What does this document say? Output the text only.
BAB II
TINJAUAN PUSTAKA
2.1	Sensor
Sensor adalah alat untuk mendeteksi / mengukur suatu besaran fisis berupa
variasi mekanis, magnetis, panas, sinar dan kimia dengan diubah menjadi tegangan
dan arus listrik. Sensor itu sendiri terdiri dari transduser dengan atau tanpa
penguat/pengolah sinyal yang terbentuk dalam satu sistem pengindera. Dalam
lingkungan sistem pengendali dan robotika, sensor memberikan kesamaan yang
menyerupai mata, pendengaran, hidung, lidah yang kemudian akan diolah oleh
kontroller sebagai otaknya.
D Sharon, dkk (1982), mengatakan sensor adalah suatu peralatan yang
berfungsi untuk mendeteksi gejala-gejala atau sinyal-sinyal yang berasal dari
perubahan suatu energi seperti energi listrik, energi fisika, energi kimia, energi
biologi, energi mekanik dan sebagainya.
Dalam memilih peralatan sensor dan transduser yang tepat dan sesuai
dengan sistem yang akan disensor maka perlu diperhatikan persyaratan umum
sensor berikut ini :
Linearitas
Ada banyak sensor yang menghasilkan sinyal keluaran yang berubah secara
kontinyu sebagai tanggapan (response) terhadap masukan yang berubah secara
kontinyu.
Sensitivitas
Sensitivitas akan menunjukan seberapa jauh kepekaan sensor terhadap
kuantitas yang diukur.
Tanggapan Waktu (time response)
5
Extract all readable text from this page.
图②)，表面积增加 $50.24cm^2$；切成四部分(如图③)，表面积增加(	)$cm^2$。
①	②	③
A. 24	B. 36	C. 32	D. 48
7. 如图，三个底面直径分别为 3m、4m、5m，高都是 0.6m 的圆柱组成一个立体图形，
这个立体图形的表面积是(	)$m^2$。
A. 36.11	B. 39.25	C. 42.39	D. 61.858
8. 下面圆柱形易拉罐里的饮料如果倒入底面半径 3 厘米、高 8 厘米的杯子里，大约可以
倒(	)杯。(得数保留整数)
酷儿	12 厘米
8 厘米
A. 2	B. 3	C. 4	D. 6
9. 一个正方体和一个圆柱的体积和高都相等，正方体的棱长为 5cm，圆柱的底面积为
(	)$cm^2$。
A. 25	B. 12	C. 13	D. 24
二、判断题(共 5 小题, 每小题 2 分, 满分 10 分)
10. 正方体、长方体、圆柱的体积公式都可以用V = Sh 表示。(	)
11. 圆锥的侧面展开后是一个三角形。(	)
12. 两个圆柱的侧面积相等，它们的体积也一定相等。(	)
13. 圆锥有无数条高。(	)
________________________
__GIVEN PROBLEM__: Reproduce the material exactly, with every line intact.

__SOLVED EXERCISE__:
What does this document say? Output the text only.
BAB II
TINJAUAN PUSTAKA
2.1	Sensor
Sensor adalah alat untuk mendeteksi / mengukur suatu besaran fisis berupa
variasi mekanis, magnetis, panas, sinar dan kimia dengan diubah menjadi tegangan
dan arus listrik. Sensor itu sendiri terdiri dari transduser dengan atau tanpa
penguat/pengolah sinyal yang terbentuk dalam satu sistem pengindera. Dalam
lingkungan sistem pengendali dan robotika, sensor memberikan kesamaan yang
menyerupai mata, pendengaran, hidung, lidah yang kemudian akan diolah oleh
kontroller sebagai otaknya.
D Sharon, dkk (1982), mengatakan sensor adalah suatu peralatan yang
berfungsi untuk mendeteksi gejala-gejala atau sinyal-sinyal yang berasal dari
perubahan suatu energi seperti energi listrik, energi fisika, energi kimia, energi
biologi, energi mekanik dan sebagainya.
Dalam memilih peralatan sensor dan transduser yang tepat dan sesuai
dengan sistem yang akan disensor maka perlu diperhatikan persyaratan umum
sensor berikut ini :
Linearitas
Ada banyak sensor yang menghasilkan sinyal keluaran yang berubah secara
kontinyu sebagai tanggapan (response) terhadap masukan yang berubah secara
kontinyu.
Sensitivitas
Sensitivitas akan menunjukan seberapa jauh kepekaan sensor terhadap
kuantitas yang diukur.
Tanggapan Waktu (time response)
5
Extract all readable text from this page.
图②)，表面积增加 $50.24cm^2$；切成四部分(如图③)，表面积增加(	)$cm^2$。
①	②	③
A. 24	B. 36	C. 32	D. 48
7. 如图，三个底面直径分别为 3m、4m、5m，高都是 0.6m 的圆柱组成一个立体图形，
这个立体图形的表面积是(	)$m^2$。
A. 36.11	B. 39.25	C. 42.39	D. 61.858
8. 下面圆柱形易拉罐里的饮料如果倒入底面半径 3 厘米、高 8 厘米的杯子里，大约可以
倒(	)杯。(得数保留整数)
酷儿	12 厘米
8 厘米
A. 2	B. 3	C. 4	D. 6
9. 一个正方体和一个圆柱的体积和高都相等，正方体的棱长为 5cm，圆柱的底面积为
(	)$cm^2$。
A. 25	B. 12	C. 13	D. 24
二、判断题(共 5 小题, 每小题 2 分, 满分 10 分)
10. 正方体、长方体、圆柱的体积公式都可以用V = Sh 表示。(	)
11. 圆锥的侧面展开后是一个三角形。(	)
12. 两个圆柱的侧面积相等，它们的体积也一定相等。(	)
13. 圆锥有无数条高。(	)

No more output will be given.